PROBLEM TO SOLVE: Give an exact copy of every line, leaving images out.

EXERCISE DATA:
|---|

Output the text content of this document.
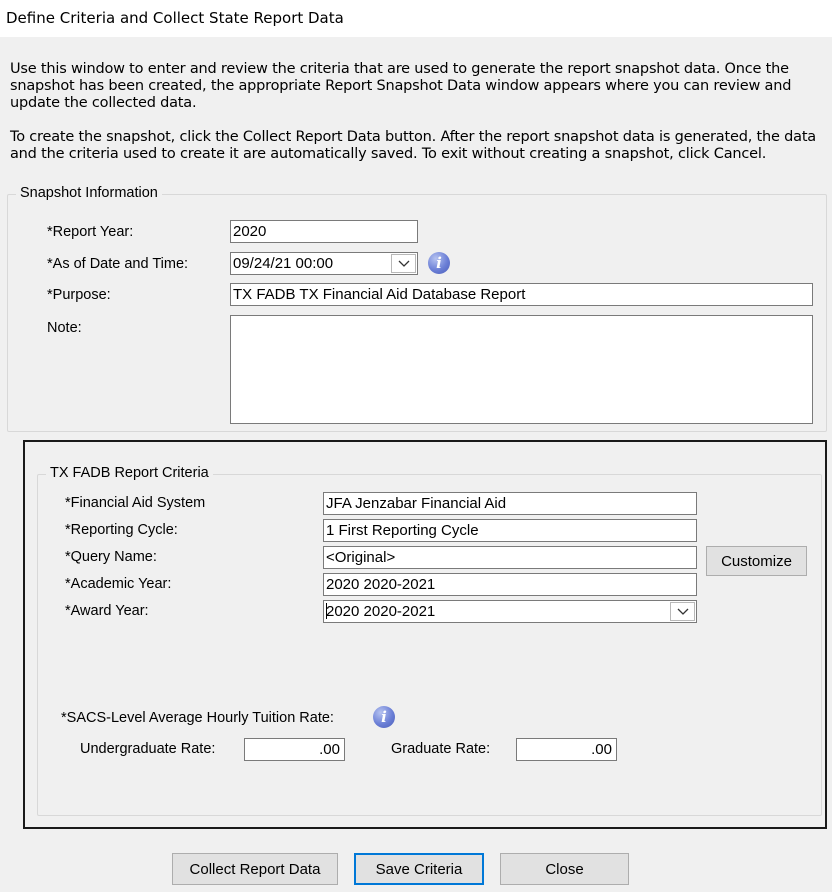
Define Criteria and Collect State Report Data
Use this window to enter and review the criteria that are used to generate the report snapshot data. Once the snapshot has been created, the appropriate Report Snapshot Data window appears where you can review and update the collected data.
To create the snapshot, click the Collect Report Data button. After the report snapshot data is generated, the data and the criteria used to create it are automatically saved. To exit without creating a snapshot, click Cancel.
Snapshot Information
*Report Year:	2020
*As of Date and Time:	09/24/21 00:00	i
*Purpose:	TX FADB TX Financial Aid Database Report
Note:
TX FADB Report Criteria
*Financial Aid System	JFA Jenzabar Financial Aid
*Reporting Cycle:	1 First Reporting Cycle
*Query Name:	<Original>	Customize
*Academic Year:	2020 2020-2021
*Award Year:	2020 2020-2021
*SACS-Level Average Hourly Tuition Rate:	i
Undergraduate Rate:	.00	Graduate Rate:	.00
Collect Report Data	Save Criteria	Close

|---|

SOLUTION TO THE PROBLEM:
Output the text content of this document.
Define Criteria and Collect State Report Data
Use this window to enter and review the criteria that are used to generate the report snapshot data. Once the snapshot has been created, the appropriate Report Snapshot Data window appears where you can review and update the collected data.
To create the snapshot, click the Collect Report Data button. After the report snapshot data is generated, the data and the criteria used to create it are automatically saved. To exit without creating a snapshot, click Cancel.
Snapshot Information
*Report Year:	2020
*As of Date and Time:	09/24/21 00:00	i
*Purpose:	TX FADB TX Financial Aid Database Report
Note:
TX FADB Report Criteria
*Financial Aid System	JFA Jenzabar Financial Aid
*Reporting Cycle:	1 First Reporting Cycle
*Query Name:	<Original>	Customize
*Academic Year:	2020 2020-2021
*Award Year:	2020 2020-2021
*SACS-Level Average Hourly Tuition Rate:	i
Undergraduate Rate:	.00	Graduate Rate:	.00
Collect Report Data	Save Criteria	Close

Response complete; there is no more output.